Please print every record below exactly as it appears.

Exercise materials -
=====

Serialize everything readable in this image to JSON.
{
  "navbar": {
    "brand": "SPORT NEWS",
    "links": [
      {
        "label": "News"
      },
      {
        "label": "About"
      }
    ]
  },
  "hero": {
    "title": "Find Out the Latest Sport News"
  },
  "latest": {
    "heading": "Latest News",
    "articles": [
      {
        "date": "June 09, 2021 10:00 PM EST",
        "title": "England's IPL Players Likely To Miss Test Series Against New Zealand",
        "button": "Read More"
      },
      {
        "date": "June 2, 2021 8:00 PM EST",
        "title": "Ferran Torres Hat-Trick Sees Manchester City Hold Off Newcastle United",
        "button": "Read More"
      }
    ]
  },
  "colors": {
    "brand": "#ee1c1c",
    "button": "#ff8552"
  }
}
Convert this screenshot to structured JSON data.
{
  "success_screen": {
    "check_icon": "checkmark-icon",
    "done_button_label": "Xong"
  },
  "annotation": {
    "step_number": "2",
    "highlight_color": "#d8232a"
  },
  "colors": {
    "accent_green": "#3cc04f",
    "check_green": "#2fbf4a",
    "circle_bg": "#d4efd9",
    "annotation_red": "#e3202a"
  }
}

=====

Expected output -
Serialize everything readable in this image to JSON.
{
  "navbar": {
    "brand": "SPORT NEWS",
    "links": [
      {
        "label": "News"
      },
      {
        "label": "About"
      }
    ]
  },
  "hero": {
    "title": "Find Out the Latest Sport News"
  },
  "latest": {
    "heading": "Latest News",
    "articles": [
      {
        "date": "June 09, 2021 10:00 PM EST",
        "title": "England's IPL Players Likely To Miss Test Series Against New Zealand",
        "button": "Read More"
      },
      {
        "date": "June 2, 2021 8:00 PM EST",
        "title": "Ferran Torres Hat-Trick Sees Manchester City Hold Off Newcastle United",
        "button": "Read More"
      }
    ]
  },
  "colors": {
    "brand": "#ee1c1c",
    "button": "#ff8552"
  }
}
Convert this screenshot to structured JSON data.
{
  "success_screen": {
    "check_icon": "checkmark-icon",
    "done_button_label": "Xong"
  },
  "annotation": {
    "step_number": "2",
    "highlight_color": "#d8232a"
  },
  "colors": {
    "accent_green": "#3cc04f",
    "check_green": "#2fbf4a",
    "circle_bg": "#d4efd9",
    "annotation_red": "#e3202a"
  }
}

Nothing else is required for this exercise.